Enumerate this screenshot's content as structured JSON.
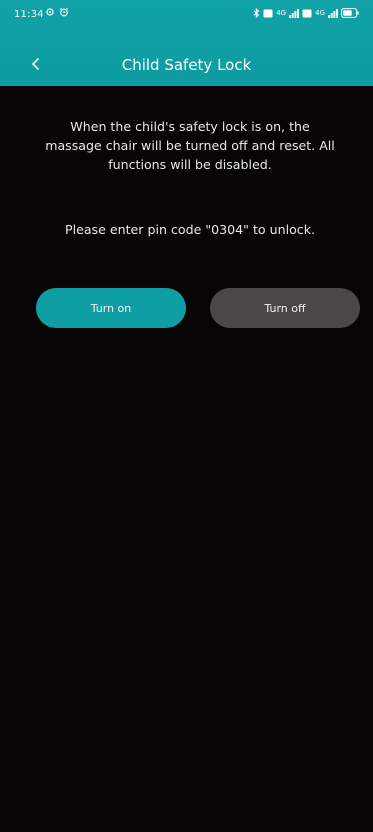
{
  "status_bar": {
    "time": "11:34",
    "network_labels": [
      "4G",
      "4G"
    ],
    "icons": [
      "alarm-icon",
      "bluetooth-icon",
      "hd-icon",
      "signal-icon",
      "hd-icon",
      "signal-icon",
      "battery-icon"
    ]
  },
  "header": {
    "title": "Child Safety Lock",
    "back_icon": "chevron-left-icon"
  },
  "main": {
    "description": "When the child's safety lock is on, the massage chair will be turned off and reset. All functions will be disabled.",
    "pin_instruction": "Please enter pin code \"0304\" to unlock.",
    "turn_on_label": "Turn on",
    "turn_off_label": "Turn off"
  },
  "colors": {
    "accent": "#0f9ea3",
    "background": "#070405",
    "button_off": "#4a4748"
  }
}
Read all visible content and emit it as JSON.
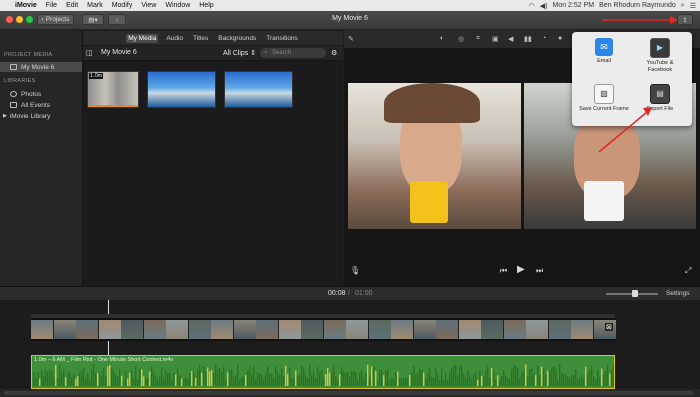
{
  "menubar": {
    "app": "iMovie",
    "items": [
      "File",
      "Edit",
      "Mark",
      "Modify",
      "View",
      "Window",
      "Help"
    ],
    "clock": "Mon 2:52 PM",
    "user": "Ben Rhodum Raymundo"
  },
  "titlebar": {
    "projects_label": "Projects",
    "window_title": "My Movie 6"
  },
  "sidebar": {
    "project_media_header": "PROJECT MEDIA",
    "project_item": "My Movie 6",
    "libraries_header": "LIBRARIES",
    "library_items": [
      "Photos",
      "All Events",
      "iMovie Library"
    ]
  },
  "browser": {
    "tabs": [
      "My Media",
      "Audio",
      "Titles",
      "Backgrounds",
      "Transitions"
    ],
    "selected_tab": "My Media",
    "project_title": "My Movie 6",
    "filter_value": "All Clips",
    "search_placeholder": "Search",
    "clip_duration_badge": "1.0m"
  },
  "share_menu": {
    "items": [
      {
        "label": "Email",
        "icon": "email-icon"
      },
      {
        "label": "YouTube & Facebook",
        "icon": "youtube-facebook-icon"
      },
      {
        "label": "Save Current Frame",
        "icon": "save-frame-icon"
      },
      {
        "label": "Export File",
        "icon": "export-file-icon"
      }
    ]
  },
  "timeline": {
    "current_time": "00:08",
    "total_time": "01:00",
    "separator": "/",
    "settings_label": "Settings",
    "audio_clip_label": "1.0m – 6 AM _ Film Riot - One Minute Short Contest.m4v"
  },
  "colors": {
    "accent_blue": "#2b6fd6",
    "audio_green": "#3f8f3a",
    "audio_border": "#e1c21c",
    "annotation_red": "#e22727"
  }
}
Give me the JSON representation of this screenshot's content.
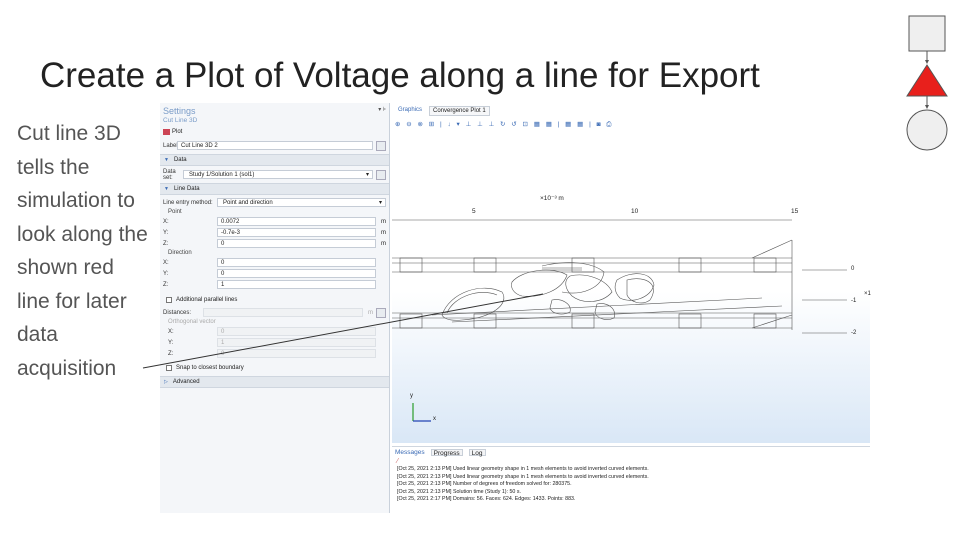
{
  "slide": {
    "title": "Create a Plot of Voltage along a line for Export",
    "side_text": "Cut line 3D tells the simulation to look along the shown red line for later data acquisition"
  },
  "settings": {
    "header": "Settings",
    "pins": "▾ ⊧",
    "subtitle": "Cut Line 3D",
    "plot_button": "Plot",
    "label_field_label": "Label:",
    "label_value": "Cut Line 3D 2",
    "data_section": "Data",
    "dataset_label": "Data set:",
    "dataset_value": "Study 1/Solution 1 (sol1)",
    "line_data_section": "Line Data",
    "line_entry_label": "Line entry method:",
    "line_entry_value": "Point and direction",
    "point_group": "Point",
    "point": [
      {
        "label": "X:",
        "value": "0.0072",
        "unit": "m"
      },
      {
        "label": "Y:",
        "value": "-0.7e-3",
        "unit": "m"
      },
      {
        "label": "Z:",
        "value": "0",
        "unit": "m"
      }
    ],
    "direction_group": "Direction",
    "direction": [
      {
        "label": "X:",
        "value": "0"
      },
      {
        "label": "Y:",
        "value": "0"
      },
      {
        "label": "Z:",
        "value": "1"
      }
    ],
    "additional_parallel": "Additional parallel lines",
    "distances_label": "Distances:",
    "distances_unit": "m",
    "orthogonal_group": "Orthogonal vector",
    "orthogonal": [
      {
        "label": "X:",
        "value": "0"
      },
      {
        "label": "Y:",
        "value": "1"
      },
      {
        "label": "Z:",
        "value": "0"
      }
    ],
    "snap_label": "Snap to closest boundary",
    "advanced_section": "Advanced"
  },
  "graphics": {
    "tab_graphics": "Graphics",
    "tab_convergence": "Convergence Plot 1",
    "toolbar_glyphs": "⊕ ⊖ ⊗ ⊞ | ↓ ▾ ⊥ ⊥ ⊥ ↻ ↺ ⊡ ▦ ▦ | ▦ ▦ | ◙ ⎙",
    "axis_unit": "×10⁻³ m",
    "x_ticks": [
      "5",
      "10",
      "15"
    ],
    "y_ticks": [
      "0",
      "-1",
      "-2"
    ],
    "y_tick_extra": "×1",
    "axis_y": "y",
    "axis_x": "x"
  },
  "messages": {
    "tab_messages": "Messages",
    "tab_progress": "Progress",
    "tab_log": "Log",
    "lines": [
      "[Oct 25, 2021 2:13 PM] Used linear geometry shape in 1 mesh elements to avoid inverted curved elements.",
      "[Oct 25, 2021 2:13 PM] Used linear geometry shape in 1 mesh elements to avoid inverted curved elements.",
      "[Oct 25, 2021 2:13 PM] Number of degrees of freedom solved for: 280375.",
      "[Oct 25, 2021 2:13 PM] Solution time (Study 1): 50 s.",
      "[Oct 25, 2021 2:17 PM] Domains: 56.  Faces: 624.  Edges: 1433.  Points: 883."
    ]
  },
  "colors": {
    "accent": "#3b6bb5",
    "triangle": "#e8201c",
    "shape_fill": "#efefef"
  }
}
::::
GIVEN PROBLEM: Restate the records above in full, word for word. Keep pictures out.

TASK RESPONSE:
Enumerate this screenshot's content as structured JSON.
{
  "status_bar": {
    "time": "11:34",
    "network_labels": [
      "4G",
      "4G"
    ],
    "icons": [
      "alarm-icon",
      "bluetooth-icon",
      "hd-icon",
      "signal-icon",
      "hd-icon",
      "signal-icon",
      "battery-icon"
    ]
  },
  "header": {
    "title": "Child Safety Lock",
    "back_icon": "chevron-left-icon"
  },
  "main": {
    "description": "When the child's safety lock is on, the massage chair will be turned off and reset. All functions will be disabled.",
    "pin_instruction": "Please enter pin code \"0304\" to unlock.",
    "turn_on_label": "Turn on",
    "turn_off_label": "Turn off"
  },
  "colors": {
    "accent": "#0f9ea3",
    "background": "#070405",
    "button_off": "#4a4748"
  }
}
Read all visible content and emit it as JSON.
{
  "menubar": {
    "app": "iMovie",
    "items": [
      "File",
      "Edit",
      "Mark",
      "Modify",
      "View",
      "Window",
      "Help"
    ],
    "clock": "Mon 2:52 PM",
    "user": "Ben Rhodum Raymundo"
  },
  "titlebar": {
    "projects_label": "Projects",
    "window_title": "My Movie 6"
  },
  "sidebar": {
    "project_media_header": "PROJECT MEDIA",
    "project_item": "My Movie 6",
    "libraries_header": "LIBRARIES",
    "library_items": [
      "Photos",
      "All Events",
      "iMovie Library"
    ]
  },
  "browser": {
    "tabs": [
      "My Media",
      "Audio",
      "Titles",
      "Backgrounds",
      "Transitions"
    ],
    "selected_tab": "My Media",
    "project_title": "My Movie 6",
    "filter_value": "All Clips",
    "search_placeholder": "Search",
    "clip_duration_badge": "1.0m"
  },
  "share_menu": {
    "items": [
      {
        "label": "Email",
        "icon": "email-icon"
      },
      {
        "label": "YouTube & Facebook",
        "icon": "youtube-facebook-icon"
      },
      {
        "label": "Save Current Frame",
        "icon": "save-frame-icon"
      },
      {
        "label": "Export File",
        "icon": "export-file-icon"
      }
    ]
  },
  "timeline": {
    "current_time": "00:08",
    "total_time": "01:00",
    "separator": "/",
    "settings_label": "Settings",
    "audio_clip_label": "1.0m – 6 AM _ Film Riot - One Minute Short Contest.m4v"
  },
  "colors": {
    "accent_blue": "#2b6fd6",
    "audio_green": "#3f8f3a",
    "audio_border": "#e1c21c",
    "annotation_red": "#e22727"
  }
}
Give me the JSON representation of this screenshot's content.
{
  "slide": {
    "title": "Create a Plot of Voltage along a line for Export",
    "side_text": "Cut line 3D tells the simulation to look along the shown red line for later data acquisition"
  },
  "settings": {
    "header": "Settings",
    "pins": "▾ ⊧",
    "subtitle": "Cut Line 3D",
    "plot_button": "Plot",
    "label_field_label": "Label:",
    "label_value": "Cut Line 3D 2",
    "data_section": "Data",
    "dataset_label": "Data set:",
    "dataset_value": "Study 1/Solution 1 (sol1)",
    "line_data_section": "Line Data",
    "line_entry_label": "Line entry method:",
    "line_entry_value": "Point and direction",
    "point_group": "Point",
    "point": [
      {
        "label": "X:",
        "value": "0.0072",
        "unit": "m"
      },
      {
        "label": "Y:",
        "value": "-0.7e-3",
        "unit": "m"
      },
      {
        "label": "Z:",
        "value": "0",
        "unit": "m"
      }
    ],
    "direction_group": "Direction",
    "direction": [
      {
        "label": "X:",
        "value": "0"
      },
      {
        "label": "Y:",
        "value": "0"
      },
      {
        "label": "Z:",
        "value": "1"
      }
    ],
    "additional_parallel": "Additional parallel lines",
    "distances_label": "Distances:",
    "distances_unit": "m",
    "orthogonal_group": "Orthogonal vector",
    "orthogonal": [
      {
        "label": "X:",
        "value": "0"
      },
      {
        "label": "Y:",
        "value": "1"
      },
      {
        "label": "Z:",
        "value": "0"
      }
    ],
    "snap_label": "Snap to closest boundary",
    "advanced_section": "Advanced"
  },
  "graphics": {
    "tab_graphics": "Graphics",
    "tab_convergence": "Convergence Plot 1",
    "toolbar_glyphs": "⊕ ⊖ ⊗ ⊞ | ↓ ▾ ⊥ ⊥ ⊥ ↻ ↺ ⊡ ▦ ▦ | ▦ ▦ | ◙ ⎙",
    "axis_unit": "×10⁻³ m",
    "x_ticks": [
      "5",
      "10",
      "15"
    ],
    "y_ticks": [
      "0",
      "-1",
      "-2"
    ],
    "y_tick_extra": "×1",
    "axis_y": "y",
    "axis_x": "x"
  },
  "messages": {
    "tab_messages": "Messages",
    "tab_progress": "Progress",
    "tab_log": "Log",
    "lines": [
      "[Oct 25, 2021 2:13 PM] Used linear geometry shape in 1 mesh elements to avoid inverted curved elements.",
      "[Oct 25, 2021 2:13 PM] Used linear geometry shape in 1 mesh elements to avoid inverted curved elements.",
      "[Oct 25, 2021 2:13 PM] Number of degrees of freedom solved for: 280375.",
      "[Oct 25, 2021 2:13 PM] Solution time (Study 1): 50 s.",
      "[Oct 25, 2021 2:17 PM] Domains: 56.  Faces: 624.  Edges: 1433.  Points: 883."
    ]
  },
  "colors": {
    "accent": "#3b6bb5",
    "triangle": "#e8201c",
    "shape_fill": "#efefef"
  }
}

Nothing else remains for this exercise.